> [Material shown]:

-- Start --

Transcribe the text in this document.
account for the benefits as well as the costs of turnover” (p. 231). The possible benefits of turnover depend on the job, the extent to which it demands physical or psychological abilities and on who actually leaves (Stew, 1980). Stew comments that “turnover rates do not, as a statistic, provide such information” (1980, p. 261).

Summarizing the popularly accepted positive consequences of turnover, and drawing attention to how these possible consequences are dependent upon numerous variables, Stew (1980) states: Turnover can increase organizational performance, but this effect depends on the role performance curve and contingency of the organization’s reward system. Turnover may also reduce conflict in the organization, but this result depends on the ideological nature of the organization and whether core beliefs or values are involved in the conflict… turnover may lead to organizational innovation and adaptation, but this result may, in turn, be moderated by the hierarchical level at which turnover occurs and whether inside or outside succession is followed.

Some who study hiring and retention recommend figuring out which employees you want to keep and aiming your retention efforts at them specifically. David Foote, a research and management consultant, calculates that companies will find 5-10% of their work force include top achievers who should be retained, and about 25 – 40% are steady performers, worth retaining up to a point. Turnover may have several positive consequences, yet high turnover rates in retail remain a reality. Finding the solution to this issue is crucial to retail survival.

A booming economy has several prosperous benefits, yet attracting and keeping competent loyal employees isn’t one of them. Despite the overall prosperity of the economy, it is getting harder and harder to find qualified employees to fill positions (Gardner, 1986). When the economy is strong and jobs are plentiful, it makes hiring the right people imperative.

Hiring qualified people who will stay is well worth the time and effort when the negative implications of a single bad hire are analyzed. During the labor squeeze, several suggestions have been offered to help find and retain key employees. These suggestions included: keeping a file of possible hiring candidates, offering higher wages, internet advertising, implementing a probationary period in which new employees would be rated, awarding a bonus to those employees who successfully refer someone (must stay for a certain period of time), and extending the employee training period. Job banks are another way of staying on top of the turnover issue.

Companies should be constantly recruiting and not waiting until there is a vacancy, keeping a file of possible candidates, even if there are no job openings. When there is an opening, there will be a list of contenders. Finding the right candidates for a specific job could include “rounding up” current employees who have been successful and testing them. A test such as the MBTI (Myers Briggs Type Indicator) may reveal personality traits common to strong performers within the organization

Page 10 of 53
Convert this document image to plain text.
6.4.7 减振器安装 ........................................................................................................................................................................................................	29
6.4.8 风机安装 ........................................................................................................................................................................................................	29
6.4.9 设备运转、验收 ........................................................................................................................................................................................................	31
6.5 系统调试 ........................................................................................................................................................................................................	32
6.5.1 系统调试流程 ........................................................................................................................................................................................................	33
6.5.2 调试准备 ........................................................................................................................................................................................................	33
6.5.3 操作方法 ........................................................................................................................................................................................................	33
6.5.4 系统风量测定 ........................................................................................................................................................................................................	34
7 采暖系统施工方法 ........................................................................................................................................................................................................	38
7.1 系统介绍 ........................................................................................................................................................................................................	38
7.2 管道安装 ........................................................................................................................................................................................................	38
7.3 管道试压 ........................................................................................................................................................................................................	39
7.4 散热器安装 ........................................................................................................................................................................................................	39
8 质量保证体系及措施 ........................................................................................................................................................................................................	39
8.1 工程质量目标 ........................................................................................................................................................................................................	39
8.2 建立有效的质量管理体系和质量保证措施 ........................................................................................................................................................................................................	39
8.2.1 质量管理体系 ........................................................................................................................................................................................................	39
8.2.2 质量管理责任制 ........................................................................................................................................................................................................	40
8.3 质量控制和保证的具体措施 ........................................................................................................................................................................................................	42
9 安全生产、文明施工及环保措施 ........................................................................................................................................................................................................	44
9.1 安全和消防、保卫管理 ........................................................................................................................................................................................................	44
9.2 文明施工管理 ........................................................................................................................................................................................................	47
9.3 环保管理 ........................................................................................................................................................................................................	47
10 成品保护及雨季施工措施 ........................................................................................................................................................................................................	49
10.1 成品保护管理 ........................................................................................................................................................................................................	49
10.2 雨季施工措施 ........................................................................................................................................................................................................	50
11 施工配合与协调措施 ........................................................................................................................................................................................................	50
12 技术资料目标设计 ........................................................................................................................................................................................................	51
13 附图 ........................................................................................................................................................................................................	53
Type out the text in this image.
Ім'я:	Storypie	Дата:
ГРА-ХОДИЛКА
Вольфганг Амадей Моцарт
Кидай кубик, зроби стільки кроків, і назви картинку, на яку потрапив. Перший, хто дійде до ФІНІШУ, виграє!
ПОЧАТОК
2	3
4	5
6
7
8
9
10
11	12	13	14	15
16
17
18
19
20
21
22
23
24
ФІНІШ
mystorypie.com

-- End --

> [What is needed]: Pick out each line above that includes "document" and show it.

> [Output for this task]:
Transcribe the text in this document.
Convert this document image to plain text.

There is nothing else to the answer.